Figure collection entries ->

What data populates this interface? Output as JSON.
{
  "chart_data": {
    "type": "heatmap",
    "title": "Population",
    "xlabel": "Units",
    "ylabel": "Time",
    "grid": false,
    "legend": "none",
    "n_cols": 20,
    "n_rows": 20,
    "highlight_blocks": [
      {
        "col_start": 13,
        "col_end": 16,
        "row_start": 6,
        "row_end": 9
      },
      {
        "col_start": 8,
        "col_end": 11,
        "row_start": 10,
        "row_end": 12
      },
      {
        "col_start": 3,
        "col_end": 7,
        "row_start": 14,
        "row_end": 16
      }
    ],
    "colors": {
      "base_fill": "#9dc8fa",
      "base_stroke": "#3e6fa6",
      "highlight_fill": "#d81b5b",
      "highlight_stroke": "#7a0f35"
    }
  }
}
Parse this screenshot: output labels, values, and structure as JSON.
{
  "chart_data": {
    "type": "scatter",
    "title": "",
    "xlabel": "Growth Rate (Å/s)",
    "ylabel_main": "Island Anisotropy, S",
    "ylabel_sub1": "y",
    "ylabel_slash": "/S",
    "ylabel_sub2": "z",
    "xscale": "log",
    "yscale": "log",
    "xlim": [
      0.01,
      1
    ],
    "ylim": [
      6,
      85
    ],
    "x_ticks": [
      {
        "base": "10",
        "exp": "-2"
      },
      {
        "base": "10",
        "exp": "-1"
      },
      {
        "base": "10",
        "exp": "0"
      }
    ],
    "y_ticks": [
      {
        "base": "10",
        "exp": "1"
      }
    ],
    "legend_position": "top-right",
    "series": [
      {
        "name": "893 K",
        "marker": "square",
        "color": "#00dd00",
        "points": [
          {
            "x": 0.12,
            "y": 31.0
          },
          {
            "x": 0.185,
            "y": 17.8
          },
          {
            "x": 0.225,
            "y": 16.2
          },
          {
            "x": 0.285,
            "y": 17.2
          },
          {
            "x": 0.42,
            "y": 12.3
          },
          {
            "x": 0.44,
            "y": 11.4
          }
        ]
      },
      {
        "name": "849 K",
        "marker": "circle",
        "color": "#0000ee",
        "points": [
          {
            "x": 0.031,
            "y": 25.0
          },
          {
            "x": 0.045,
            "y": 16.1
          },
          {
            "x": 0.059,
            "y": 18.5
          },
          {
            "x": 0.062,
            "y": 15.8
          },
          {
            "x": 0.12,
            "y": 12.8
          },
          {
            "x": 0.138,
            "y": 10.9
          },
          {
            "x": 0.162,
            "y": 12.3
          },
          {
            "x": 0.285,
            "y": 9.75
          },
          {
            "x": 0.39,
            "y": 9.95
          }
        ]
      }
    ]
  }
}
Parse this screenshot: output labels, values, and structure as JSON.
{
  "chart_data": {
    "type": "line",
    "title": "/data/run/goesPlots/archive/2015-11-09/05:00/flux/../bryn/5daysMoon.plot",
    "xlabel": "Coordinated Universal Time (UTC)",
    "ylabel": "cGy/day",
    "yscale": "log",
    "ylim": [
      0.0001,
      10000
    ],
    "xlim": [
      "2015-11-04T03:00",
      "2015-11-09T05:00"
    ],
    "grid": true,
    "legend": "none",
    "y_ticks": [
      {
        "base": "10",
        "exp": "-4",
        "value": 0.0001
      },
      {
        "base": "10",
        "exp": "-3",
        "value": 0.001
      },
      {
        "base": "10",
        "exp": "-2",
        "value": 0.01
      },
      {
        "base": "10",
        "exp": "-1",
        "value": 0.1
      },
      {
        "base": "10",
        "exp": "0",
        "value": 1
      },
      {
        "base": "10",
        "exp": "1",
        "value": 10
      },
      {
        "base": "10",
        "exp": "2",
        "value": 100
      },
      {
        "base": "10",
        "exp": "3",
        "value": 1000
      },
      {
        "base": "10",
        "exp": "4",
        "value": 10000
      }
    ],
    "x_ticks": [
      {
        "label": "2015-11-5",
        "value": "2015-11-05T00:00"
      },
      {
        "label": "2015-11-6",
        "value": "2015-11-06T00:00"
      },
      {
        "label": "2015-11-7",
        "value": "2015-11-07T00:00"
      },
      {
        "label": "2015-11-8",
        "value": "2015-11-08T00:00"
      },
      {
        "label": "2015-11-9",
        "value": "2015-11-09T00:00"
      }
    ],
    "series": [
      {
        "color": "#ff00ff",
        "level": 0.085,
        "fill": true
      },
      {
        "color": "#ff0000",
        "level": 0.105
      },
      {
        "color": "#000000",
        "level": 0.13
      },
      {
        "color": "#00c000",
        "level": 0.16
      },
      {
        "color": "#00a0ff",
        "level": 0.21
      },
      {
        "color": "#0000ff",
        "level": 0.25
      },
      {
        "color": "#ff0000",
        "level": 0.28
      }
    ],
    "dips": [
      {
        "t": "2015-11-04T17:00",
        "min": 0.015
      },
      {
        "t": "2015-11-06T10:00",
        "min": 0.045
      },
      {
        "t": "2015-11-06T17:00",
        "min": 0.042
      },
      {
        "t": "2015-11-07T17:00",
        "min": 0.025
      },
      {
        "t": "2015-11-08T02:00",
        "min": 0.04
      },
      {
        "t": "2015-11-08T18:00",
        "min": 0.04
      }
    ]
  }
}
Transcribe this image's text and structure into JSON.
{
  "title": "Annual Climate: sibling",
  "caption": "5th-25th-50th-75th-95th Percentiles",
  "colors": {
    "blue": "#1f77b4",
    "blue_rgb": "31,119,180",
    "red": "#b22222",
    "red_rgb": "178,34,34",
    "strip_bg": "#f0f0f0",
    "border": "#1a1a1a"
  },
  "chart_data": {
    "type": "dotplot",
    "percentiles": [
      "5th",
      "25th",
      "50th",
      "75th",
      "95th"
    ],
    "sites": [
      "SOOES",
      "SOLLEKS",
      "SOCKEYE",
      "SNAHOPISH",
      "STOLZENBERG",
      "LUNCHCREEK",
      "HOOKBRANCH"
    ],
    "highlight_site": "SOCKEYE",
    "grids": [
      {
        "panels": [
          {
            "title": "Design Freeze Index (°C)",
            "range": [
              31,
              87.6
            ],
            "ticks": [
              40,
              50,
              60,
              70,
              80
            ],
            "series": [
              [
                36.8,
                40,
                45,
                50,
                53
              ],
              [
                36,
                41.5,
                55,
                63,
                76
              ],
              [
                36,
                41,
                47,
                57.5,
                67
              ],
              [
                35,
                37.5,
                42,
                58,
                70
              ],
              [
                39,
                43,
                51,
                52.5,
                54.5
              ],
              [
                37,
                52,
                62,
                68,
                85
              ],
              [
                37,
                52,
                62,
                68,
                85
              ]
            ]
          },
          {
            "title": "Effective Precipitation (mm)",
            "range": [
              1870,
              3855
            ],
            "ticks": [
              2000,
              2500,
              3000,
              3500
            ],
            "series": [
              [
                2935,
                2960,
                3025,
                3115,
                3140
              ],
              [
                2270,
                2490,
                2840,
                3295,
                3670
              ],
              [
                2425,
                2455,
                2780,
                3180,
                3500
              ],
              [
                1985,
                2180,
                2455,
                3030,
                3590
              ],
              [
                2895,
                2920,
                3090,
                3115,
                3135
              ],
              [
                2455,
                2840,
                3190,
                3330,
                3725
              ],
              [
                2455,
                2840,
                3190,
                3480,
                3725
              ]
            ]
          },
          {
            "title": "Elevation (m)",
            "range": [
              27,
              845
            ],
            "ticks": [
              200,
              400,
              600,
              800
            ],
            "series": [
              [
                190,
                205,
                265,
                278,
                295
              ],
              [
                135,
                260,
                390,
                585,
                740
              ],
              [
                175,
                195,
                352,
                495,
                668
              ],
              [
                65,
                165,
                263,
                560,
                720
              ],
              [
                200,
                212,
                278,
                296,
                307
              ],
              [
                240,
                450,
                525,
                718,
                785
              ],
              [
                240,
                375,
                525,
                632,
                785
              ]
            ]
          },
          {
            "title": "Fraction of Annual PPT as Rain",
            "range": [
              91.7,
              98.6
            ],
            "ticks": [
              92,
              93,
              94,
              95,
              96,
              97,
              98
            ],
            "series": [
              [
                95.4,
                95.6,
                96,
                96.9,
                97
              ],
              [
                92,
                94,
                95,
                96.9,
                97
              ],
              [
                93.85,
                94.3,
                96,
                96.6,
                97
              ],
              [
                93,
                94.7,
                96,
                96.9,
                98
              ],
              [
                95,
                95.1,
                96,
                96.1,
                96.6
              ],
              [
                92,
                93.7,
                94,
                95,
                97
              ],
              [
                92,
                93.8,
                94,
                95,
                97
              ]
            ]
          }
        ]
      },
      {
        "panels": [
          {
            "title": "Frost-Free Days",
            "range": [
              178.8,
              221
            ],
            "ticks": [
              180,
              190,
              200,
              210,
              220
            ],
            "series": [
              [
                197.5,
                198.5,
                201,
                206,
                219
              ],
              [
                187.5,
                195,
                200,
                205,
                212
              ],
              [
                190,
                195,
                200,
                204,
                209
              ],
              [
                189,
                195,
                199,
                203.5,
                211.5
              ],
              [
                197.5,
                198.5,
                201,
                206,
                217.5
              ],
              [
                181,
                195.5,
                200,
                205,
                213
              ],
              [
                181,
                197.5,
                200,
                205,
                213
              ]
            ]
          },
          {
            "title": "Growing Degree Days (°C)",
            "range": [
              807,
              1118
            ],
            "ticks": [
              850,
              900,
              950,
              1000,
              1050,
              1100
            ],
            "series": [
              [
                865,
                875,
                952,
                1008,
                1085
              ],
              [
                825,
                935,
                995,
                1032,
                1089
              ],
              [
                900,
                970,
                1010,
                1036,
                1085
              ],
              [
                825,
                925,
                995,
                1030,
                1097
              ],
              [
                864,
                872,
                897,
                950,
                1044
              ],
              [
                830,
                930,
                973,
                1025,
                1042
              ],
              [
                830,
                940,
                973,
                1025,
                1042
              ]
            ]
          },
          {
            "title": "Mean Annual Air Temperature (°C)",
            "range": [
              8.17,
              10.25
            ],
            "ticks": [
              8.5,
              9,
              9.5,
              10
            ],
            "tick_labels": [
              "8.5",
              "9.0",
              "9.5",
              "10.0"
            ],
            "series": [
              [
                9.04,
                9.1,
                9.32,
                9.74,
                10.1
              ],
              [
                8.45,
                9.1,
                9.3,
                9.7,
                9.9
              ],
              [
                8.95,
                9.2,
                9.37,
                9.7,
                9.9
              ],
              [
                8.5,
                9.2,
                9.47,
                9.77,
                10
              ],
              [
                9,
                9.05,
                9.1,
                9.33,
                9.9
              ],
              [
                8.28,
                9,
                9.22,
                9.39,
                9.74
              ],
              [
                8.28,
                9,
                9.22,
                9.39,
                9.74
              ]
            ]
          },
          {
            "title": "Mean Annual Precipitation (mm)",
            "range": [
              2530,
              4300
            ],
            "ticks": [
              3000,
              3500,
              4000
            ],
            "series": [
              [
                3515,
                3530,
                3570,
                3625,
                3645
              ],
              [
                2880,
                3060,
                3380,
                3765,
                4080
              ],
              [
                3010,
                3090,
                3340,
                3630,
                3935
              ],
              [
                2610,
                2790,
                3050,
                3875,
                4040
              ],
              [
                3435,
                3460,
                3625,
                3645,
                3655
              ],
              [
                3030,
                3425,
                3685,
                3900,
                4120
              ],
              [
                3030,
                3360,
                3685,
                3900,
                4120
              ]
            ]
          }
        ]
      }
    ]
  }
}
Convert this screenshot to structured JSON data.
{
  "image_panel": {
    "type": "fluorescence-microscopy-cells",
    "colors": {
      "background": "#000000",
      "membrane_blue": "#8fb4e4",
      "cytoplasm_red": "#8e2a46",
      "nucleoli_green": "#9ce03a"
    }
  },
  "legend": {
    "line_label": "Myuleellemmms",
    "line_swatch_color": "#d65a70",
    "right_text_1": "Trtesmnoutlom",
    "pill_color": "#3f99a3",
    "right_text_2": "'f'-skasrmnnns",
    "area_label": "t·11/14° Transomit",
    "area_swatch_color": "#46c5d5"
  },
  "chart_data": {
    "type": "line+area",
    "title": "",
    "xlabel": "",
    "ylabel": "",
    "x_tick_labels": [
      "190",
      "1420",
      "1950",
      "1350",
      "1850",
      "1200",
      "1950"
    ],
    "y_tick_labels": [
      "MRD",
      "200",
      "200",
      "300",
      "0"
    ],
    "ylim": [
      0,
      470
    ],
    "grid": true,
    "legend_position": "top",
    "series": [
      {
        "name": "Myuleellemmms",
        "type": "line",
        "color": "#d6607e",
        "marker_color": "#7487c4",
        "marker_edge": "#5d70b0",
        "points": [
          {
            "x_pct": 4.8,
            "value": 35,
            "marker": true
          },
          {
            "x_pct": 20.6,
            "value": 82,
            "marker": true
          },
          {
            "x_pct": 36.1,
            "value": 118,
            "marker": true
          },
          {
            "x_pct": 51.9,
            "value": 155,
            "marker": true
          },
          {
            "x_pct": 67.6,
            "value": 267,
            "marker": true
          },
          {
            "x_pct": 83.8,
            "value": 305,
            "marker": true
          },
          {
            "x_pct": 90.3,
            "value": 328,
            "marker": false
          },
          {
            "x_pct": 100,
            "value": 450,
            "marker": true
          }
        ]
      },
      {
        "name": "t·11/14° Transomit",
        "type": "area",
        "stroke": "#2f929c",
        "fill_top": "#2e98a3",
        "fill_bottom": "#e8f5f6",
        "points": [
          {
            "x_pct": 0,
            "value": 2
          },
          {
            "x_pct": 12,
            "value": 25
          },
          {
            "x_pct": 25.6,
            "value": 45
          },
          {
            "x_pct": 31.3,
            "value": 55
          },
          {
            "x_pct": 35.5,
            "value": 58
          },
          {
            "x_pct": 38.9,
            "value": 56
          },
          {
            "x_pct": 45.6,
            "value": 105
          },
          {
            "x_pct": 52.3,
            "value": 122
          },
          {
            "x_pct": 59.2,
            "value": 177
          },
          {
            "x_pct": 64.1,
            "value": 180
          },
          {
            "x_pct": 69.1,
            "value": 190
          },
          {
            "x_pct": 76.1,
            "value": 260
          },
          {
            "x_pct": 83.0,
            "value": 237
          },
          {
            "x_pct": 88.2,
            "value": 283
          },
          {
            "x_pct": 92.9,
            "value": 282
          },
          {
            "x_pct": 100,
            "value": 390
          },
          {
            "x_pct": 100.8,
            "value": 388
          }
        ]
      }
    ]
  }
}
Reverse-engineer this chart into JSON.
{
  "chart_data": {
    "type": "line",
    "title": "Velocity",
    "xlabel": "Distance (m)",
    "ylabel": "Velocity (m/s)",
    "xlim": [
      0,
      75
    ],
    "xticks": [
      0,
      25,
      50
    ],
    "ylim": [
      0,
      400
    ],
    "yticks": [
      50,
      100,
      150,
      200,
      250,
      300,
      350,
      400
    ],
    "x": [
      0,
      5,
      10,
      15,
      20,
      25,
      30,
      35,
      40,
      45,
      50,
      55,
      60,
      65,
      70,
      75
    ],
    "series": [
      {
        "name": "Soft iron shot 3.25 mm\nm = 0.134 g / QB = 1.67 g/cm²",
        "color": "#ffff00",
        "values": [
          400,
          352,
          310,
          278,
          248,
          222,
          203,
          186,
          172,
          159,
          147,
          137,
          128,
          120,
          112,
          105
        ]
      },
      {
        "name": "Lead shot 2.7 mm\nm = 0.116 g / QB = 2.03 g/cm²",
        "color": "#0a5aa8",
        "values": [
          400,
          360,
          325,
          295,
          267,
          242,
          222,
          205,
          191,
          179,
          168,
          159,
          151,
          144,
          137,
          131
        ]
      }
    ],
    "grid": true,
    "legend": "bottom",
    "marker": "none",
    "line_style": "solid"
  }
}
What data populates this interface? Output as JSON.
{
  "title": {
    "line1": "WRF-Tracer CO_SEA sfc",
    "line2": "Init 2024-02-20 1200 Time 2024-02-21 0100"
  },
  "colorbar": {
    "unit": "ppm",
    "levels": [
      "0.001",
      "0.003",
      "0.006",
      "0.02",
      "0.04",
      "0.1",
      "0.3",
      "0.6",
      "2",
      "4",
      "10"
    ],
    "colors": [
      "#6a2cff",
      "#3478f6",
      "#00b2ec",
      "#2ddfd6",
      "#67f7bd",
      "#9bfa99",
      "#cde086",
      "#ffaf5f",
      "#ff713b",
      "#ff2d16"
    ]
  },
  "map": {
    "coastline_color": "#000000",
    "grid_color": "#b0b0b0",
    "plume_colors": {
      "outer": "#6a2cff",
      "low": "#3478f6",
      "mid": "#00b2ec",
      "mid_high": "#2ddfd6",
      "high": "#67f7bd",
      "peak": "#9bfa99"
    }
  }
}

WHAT IS BEING ASKED ->
List each line in the listing that contains the string "JSON".

THE OUTPUT ->
What data populates this interface? Output as JSON.
Parse this screenshot: output labels, values, and structure as JSON.
Parse this screenshot: output labels, values, and structure as JSON.
Transcribe this image's text and structure into JSON.
Convert this screenshot to structured JSON data.
Reverse-engineer this chart into JSON.
What data populates this interface? Output as JSON.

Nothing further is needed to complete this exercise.